## DOCUMENT SECTION
^^^^
Then of course there's Gholston, a pass-rush extraordinaire who has never been very impressive against Michigan/Taylor Lewan. Gholston has 5 TFLs but only one sack this season. Add in 4 PBUs and a forced fumble and his statistical profile fills out a bit. Ace at MGoBlog is down on Gholston:
If there's a weak point on this defense, it's—wait for it—WDE William Gholston, a quarterfinalist for the Lombardi Award based entirely on reputation. He's been benched at times this season for redshirt freshman Joel Heath. There's a reason for this: Gholston can chase plays down from the backside and bat down passes at the line, but if teams run right at him he gets buried regularly
At 6'7", 278 lbs, Gholston is pretty wiry, but he's still a terror in passing situations. Also, excellent backside pursuit is the kind of thing that can destroy an option running game or a hesitant running back (Fitz Toussaint). If Lewan can handle Gholston like he has the last two years, Michigan could dominate this defense, but with lingering injuries to Lewan, that may be a problem.
^^^^
## EXERCISE TASK A
Reproduce the entries from the line containing "gumball-icon[interactable] [3, 469, 13, 480]" through the line containing "viewport-title-tab[interactable]: ACCESO 1*", including both of those lines.
The passage about William Gholston and the stored entries have no connection to each other.

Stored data
^^^^
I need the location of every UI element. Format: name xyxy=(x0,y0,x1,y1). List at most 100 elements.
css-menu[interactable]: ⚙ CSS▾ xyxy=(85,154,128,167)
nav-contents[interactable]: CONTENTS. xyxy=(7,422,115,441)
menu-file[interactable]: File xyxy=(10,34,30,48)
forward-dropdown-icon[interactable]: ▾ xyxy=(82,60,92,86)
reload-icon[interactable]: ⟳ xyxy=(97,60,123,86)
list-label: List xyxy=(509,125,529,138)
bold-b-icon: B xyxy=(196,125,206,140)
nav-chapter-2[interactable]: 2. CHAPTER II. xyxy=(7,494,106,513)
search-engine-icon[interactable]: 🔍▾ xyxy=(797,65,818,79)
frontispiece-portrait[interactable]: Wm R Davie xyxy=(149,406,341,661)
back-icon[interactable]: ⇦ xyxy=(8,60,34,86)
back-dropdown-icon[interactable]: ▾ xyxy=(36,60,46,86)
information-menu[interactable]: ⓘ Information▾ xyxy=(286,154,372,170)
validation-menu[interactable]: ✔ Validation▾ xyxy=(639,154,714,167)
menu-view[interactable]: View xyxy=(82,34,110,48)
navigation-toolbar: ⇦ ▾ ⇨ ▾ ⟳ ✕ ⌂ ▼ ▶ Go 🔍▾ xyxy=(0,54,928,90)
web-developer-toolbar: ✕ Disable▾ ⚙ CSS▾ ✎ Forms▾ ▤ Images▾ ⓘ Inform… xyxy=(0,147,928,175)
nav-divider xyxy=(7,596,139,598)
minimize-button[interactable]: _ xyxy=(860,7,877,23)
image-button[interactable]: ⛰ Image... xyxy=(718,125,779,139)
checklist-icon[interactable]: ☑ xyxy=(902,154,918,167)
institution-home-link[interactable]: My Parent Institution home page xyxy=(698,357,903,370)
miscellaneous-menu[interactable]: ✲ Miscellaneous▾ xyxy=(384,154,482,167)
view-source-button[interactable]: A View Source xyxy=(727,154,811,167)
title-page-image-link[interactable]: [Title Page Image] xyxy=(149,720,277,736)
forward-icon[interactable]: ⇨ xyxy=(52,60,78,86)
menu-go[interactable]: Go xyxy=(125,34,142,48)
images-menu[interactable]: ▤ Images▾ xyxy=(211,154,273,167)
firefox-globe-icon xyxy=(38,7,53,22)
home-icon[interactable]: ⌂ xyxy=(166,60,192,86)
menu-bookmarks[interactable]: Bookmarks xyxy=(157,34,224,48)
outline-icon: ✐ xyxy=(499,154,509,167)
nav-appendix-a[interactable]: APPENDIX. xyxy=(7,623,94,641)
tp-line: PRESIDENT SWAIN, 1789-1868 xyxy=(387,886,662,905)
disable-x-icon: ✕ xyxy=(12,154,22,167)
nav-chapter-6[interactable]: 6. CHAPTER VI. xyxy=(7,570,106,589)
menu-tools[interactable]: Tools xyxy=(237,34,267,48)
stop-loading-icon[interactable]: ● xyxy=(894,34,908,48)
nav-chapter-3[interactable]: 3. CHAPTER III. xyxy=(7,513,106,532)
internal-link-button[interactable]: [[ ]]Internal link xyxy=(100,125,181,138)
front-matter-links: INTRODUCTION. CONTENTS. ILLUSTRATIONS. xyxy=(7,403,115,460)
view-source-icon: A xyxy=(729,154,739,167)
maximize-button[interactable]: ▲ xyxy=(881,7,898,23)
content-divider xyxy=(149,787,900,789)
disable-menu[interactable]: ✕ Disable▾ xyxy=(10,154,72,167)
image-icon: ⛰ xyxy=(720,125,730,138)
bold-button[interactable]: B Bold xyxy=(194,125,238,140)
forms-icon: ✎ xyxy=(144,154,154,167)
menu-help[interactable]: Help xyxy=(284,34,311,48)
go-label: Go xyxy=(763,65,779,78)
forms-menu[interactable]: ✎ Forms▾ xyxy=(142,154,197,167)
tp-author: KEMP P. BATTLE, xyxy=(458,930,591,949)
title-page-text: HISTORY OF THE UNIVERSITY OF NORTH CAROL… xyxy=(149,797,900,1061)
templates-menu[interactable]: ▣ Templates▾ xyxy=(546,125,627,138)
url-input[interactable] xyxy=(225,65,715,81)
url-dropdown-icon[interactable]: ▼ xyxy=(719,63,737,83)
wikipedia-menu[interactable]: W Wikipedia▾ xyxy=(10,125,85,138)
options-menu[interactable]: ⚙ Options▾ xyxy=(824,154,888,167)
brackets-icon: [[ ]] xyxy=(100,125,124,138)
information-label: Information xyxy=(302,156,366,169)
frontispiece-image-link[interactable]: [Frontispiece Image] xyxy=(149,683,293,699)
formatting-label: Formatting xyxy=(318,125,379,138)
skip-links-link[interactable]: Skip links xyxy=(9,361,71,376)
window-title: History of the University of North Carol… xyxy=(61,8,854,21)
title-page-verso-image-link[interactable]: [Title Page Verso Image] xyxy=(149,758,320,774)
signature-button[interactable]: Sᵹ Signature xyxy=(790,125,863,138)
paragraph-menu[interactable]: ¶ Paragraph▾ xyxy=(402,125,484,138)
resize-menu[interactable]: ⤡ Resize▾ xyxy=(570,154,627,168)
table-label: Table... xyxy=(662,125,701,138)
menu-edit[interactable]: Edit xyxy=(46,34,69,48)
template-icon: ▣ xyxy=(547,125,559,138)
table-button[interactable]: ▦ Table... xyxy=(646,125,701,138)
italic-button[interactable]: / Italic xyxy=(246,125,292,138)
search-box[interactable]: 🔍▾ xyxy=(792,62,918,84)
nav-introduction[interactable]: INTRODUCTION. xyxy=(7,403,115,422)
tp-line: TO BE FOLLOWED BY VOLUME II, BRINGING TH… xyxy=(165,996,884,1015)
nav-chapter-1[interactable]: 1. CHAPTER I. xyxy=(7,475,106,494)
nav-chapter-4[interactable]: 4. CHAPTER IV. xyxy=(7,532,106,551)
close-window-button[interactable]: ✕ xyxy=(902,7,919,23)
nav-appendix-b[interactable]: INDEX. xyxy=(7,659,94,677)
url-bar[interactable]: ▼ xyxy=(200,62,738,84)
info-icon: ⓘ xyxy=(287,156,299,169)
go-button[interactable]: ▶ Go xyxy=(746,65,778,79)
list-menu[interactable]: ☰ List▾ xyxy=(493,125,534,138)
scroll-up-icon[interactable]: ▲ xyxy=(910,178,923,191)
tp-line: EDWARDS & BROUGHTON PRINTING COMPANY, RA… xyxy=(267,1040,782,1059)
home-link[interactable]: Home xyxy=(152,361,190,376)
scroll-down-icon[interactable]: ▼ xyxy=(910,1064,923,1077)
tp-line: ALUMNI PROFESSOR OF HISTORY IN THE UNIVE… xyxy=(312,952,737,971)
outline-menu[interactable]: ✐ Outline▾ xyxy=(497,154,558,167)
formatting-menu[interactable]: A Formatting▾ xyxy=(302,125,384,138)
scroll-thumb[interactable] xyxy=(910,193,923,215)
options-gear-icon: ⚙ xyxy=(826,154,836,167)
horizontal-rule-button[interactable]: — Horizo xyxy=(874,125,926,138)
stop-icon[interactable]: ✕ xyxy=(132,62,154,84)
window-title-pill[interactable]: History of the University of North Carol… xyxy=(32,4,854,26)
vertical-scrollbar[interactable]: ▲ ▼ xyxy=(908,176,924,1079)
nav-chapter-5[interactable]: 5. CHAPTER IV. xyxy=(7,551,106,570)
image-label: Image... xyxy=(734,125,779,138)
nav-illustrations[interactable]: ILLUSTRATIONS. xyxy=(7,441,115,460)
^^^^
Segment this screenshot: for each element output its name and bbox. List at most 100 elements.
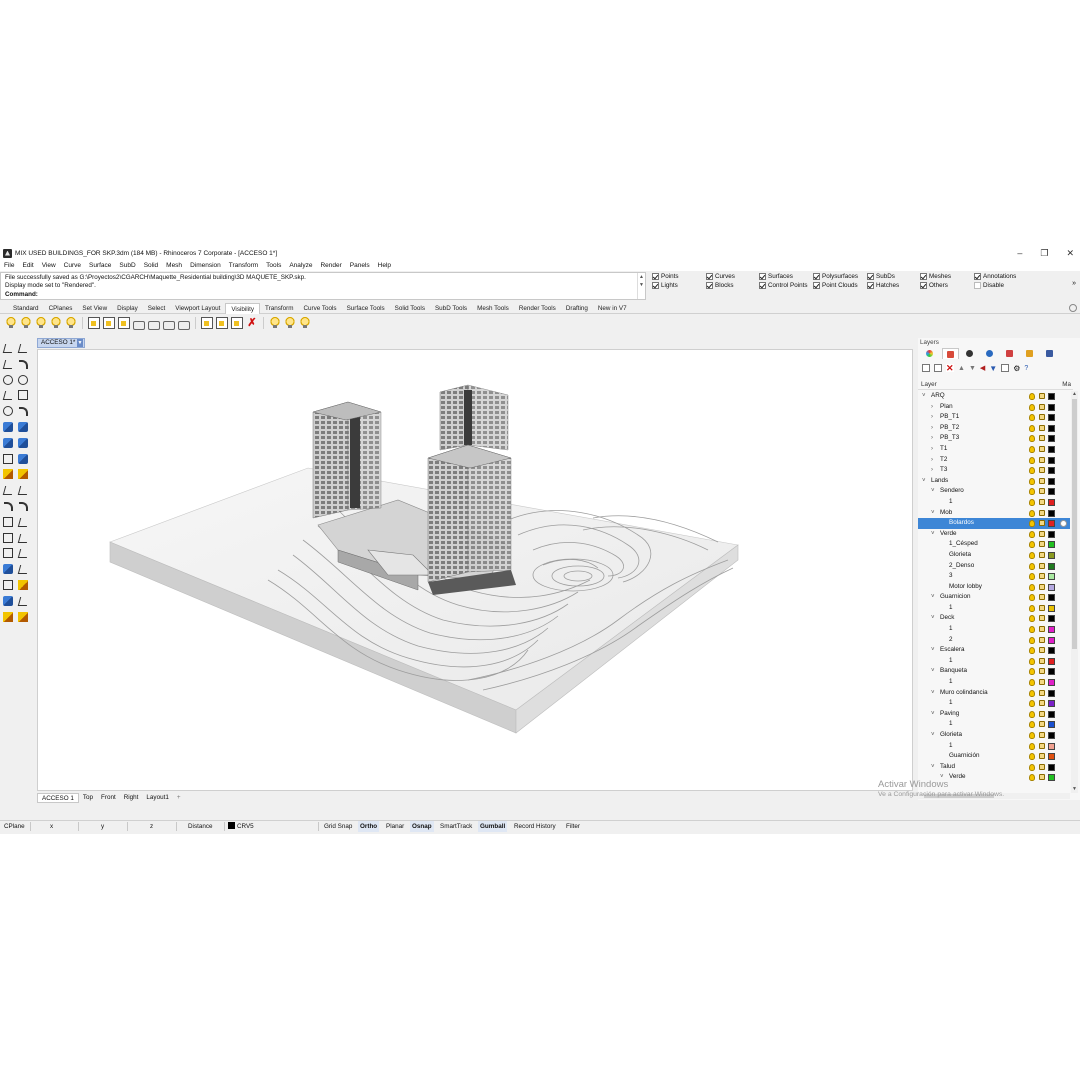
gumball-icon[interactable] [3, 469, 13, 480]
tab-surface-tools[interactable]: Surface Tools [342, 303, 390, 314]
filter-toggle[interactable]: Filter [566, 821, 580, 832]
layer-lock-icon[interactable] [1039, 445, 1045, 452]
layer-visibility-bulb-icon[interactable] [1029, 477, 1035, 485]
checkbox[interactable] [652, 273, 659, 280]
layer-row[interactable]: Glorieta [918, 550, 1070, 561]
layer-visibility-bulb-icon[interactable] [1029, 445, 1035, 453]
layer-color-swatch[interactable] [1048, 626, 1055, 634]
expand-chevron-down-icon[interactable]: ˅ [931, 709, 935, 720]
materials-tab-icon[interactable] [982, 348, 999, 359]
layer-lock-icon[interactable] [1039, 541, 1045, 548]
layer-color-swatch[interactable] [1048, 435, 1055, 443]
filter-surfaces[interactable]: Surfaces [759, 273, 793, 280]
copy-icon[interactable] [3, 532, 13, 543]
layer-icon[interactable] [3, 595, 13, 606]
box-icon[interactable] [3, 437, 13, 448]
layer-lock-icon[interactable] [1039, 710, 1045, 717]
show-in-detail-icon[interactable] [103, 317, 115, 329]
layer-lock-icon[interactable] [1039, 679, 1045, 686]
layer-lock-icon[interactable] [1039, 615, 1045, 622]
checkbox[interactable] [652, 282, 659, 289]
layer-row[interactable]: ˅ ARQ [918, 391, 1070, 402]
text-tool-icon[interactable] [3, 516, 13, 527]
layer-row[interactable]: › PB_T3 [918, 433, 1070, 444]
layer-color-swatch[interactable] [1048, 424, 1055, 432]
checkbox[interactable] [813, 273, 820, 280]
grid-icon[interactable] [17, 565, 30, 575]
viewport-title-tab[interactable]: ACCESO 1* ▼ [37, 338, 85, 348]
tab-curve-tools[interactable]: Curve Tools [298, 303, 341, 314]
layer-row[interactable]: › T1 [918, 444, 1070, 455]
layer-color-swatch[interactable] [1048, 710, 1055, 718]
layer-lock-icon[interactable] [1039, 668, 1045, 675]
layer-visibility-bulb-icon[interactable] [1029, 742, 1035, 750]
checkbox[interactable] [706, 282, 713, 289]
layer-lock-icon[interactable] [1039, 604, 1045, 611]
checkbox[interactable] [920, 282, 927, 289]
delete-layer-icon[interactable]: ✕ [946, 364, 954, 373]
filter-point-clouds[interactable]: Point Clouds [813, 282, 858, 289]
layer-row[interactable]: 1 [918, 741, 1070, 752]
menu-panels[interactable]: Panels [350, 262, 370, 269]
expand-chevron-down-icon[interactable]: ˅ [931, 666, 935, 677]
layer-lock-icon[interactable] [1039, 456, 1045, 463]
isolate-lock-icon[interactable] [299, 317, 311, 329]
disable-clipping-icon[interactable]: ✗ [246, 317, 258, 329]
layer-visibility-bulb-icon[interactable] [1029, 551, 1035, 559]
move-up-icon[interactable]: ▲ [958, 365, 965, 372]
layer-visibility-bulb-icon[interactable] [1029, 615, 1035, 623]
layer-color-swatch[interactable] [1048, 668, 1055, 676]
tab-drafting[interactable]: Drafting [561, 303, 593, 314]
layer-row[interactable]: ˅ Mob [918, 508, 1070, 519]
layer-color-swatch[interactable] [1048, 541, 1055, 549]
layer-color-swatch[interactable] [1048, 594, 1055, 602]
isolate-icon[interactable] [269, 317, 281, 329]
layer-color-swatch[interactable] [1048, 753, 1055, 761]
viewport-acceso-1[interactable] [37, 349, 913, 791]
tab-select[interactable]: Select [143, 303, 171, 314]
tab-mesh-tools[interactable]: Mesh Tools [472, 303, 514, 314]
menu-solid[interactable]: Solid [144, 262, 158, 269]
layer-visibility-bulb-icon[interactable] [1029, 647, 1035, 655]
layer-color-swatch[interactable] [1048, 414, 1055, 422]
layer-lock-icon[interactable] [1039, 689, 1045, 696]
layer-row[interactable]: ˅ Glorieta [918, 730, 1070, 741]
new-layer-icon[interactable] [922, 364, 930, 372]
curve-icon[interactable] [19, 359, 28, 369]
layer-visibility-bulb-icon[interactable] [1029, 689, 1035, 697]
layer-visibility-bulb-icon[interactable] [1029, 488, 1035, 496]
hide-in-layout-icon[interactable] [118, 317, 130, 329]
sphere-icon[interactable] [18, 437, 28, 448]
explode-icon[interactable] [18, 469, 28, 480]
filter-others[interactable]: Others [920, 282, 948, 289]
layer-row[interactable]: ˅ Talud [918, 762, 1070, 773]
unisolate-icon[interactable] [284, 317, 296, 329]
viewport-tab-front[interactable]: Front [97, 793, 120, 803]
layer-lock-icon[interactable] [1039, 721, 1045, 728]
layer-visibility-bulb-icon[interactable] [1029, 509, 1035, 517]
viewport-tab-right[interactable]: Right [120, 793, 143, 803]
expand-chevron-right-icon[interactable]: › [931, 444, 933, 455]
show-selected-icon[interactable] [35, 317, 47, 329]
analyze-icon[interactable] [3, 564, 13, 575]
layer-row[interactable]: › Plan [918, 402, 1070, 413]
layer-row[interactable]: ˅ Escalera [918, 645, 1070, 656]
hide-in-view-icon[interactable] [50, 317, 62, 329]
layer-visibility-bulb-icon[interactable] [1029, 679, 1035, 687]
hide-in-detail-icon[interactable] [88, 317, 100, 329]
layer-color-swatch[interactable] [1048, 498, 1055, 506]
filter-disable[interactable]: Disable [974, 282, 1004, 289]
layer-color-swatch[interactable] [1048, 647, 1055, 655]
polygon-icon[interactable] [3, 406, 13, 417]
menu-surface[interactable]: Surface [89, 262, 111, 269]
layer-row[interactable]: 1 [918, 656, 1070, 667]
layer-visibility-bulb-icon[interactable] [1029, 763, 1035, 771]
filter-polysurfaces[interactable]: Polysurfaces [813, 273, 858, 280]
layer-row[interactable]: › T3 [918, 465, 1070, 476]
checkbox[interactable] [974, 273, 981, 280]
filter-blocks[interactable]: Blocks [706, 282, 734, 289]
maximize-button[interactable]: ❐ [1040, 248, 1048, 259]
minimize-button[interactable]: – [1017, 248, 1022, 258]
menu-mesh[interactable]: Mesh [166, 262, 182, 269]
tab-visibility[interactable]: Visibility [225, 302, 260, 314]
^^^^
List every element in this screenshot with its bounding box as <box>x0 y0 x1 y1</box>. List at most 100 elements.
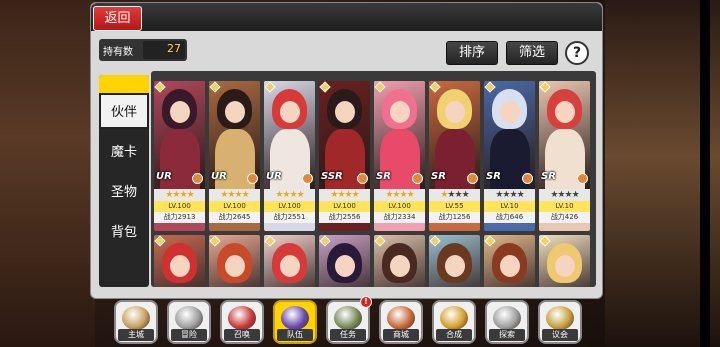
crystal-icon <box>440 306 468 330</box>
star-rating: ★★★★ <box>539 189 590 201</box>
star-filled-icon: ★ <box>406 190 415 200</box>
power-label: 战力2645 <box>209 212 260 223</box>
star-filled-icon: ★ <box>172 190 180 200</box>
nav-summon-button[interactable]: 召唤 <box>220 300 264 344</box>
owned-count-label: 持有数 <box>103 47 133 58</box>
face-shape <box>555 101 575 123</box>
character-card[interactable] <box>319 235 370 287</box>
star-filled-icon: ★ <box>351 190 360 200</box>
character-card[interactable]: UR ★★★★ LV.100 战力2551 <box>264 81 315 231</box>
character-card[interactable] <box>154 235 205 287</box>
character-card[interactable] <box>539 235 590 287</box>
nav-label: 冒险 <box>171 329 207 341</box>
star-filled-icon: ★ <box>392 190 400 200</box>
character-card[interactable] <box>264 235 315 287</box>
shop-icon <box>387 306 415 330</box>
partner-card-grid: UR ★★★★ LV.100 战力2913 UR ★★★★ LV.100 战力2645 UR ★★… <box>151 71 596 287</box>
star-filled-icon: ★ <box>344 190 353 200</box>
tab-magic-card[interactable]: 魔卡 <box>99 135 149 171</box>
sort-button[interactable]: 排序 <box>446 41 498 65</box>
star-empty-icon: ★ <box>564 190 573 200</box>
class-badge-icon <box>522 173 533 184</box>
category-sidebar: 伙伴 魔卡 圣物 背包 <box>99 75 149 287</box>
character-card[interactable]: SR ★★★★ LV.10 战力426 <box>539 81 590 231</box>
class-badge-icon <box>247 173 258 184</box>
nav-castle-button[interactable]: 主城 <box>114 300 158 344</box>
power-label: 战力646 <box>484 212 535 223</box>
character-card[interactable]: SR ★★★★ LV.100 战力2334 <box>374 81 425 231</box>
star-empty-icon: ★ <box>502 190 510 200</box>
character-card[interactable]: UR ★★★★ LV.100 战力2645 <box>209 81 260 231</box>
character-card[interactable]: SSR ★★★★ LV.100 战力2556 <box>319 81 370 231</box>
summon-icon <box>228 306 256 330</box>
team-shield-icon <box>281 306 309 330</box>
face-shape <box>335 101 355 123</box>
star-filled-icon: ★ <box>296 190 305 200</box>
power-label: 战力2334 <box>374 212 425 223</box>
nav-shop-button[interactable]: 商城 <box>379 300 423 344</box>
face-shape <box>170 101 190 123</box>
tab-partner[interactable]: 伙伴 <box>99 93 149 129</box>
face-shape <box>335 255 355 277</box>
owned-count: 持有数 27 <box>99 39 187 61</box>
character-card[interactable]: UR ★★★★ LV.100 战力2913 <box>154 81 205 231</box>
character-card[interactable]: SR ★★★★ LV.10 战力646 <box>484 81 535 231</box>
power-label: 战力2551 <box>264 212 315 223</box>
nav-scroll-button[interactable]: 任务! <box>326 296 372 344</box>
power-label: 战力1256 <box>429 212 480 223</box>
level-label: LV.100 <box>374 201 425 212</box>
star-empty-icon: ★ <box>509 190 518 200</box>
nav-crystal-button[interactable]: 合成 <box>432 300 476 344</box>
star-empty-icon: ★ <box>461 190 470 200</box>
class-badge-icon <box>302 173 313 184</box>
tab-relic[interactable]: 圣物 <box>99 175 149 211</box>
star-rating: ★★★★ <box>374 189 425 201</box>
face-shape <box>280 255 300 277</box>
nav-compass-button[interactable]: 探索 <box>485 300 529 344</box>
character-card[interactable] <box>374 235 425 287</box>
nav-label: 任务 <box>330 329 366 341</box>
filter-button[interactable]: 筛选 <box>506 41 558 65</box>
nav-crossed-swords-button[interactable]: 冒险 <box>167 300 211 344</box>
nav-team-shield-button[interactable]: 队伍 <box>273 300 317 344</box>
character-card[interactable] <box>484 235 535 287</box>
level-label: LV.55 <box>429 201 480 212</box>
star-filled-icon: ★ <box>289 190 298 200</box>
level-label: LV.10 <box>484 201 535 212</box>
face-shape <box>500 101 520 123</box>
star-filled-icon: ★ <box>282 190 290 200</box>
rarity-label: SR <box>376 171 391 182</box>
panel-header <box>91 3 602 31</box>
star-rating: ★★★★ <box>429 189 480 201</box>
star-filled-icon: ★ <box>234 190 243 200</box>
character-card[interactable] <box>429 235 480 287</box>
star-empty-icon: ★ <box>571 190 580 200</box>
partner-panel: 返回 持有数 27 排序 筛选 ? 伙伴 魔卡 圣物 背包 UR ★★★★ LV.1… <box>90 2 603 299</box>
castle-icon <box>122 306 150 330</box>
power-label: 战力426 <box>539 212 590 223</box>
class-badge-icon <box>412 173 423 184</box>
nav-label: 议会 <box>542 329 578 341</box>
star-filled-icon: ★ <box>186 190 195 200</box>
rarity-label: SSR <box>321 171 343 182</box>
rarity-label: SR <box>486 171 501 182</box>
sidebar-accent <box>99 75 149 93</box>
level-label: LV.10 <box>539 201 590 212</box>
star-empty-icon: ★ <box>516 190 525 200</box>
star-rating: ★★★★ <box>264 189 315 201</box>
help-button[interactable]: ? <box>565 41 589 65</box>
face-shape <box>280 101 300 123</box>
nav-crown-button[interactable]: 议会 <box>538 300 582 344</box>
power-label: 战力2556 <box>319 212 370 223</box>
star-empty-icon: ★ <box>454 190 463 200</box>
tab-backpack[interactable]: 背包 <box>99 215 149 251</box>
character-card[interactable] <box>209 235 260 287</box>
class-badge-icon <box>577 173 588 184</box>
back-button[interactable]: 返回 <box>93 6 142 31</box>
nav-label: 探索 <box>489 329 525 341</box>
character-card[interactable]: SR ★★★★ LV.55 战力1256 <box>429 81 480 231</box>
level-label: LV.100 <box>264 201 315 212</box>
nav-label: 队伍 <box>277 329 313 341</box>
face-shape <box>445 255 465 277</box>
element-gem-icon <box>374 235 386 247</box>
^^^^
## EXERCISE TASK B
Pick up the passage about William Gholston after its final sentence and continue writing it.

## RESPONSE A
gumball-icon[interactable] [3, 469, 13, 480]
tab-surface-tools[interactable]: Surface Tools [342, 303, 390, 314]
filter-toggle[interactable]: Filter [566, 821, 580, 832]
layer-lock-icon[interactable] [1039, 445, 1045, 452]
layer-visibility-bulb-icon[interactable] [1029, 477, 1035, 485]
checkbox[interactable] [652, 273, 659, 280]
layer-row[interactable]: Glorieta [918, 550, 1070, 561]
layer-visibility-bulb-icon[interactable] [1029, 445, 1035, 453]
layer-color-swatch[interactable] [1048, 626, 1055, 634]
expand-chevron-down-icon[interactable]: ˅ [931, 709, 935, 720]
materials-tab-icon[interactable] [982, 348, 999, 359]
layer-lock-icon[interactable] [1039, 541, 1045, 548]
layer-color-swatch[interactable] [1048, 435, 1055, 443]
filter-surfaces[interactable]: Surfaces [759, 273, 793, 280]
copy-icon[interactable] [3, 532, 13, 543]
layer-icon[interactable] [3, 595, 13, 606]
box-icon[interactable] [3, 437, 13, 448]
layer-lock-icon[interactable] [1039, 710, 1045, 717]
show-in-detail-icon[interactable] [103, 317, 115, 329]
layer-lock-icon[interactable] [1039, 679, 1045, 686]
layer-lock-icon[interactable] [1039, 615, 1045, 622]
checkbox[interactable] [652, 282, 659, 289]
layer-row[interactable]: ˅ ARQ [918, 391, 1070, 402]
text-tool-icon[interactable] [3, 516, 13, 527]
layer-row[interactable]: › PB_T3 [918, 433, 1070, 444]
layer-color-swatch[interactable] [1048, 424, 1055, 432]
checkbox[interactable] [813, 273, 820, 280]
grid-icon[interactable] [17, 565, 30, 575]
viewport-title-tab[interactable]: ACCESO 1* ▼ [37, 338, 85, 348]

## RESPONSE B
In the secondary, Darqueze Dennard is one of the better cover corners in the Big Ten and could present some problems for Michigan's receivers getting open. However, he'll likely be tasked with covering Devin Gardner who is a good six inches taller than him.

Defense vs. Michigan State

OK, so, Le'Veon Bell. I will say this now and you will believe me later: Le'Veon Bell is not a great running back. At 6'2", 244 lbs, he's a moose, but he doesn't have the complementary speed to make him truly dangerous. He can occasionally (occasionally) make people miss in space, but otherwise, his running style is to make contact a yard beyond the line of scrimmage and rumble forward for 3 yards. You can blame his offensive line, if you want, but power running backs, regardless of their offensive line, should probably average more than 3.8 YPC against Central Michigan. Combined with a shoddy offensive line, Bell will remind you more of a third-string Wisconsin running back than similar body types from squads like Alabama.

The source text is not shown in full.